═════ Records provided ═════

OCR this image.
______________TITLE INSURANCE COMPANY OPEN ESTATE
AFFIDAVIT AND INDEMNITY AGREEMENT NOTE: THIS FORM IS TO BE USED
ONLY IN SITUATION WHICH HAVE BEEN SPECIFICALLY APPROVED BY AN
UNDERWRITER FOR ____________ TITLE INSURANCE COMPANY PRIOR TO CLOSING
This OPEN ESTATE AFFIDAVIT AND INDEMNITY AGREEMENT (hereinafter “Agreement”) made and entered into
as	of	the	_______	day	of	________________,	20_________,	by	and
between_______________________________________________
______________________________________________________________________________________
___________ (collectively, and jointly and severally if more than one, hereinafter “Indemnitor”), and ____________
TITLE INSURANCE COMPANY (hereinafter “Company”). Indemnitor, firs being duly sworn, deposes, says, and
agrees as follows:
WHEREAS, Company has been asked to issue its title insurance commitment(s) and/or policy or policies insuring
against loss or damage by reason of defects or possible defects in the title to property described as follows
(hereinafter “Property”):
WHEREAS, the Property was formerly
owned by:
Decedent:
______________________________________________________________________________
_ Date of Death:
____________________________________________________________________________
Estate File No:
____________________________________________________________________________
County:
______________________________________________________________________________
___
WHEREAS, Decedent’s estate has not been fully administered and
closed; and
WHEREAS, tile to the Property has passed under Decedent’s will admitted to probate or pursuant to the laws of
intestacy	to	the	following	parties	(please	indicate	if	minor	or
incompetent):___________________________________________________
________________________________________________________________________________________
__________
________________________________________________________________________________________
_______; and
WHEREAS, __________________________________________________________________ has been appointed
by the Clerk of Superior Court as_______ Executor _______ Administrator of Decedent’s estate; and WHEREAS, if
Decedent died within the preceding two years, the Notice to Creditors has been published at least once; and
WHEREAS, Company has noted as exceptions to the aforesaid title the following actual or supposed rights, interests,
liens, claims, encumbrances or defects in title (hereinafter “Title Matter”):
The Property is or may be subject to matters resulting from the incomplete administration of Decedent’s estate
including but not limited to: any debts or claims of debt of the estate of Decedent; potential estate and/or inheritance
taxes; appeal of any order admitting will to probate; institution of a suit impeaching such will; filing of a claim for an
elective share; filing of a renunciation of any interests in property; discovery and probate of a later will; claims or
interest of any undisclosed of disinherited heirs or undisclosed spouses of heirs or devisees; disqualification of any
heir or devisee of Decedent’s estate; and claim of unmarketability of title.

═════

> Requirements
Which lines contain the word "Decedent"? Copy each one.

> The reply
Decedent:
WHEREAS, Decedent’s estate has not been fully administered and
WHEREAS, tile to the Property has passed under Decedent’s will admitted to probate or pursuant to the laws of
by the Clerk of Superior Court as_______ Executor _______ Administrator of Decedent’s estate; and WHEREAS, if
Decedent died within the preceding two years, the Notice to Creditors has been published at least once; and
The Property is or may be subject to matters resulting from the incomplete administration of Decedent’s estate
including but not limited to: any debts or claims of debt of the estate of Decedent; potential estate and/or inheritance
heir or devisee of Decedent’s estate; and claim of unmarketability of title.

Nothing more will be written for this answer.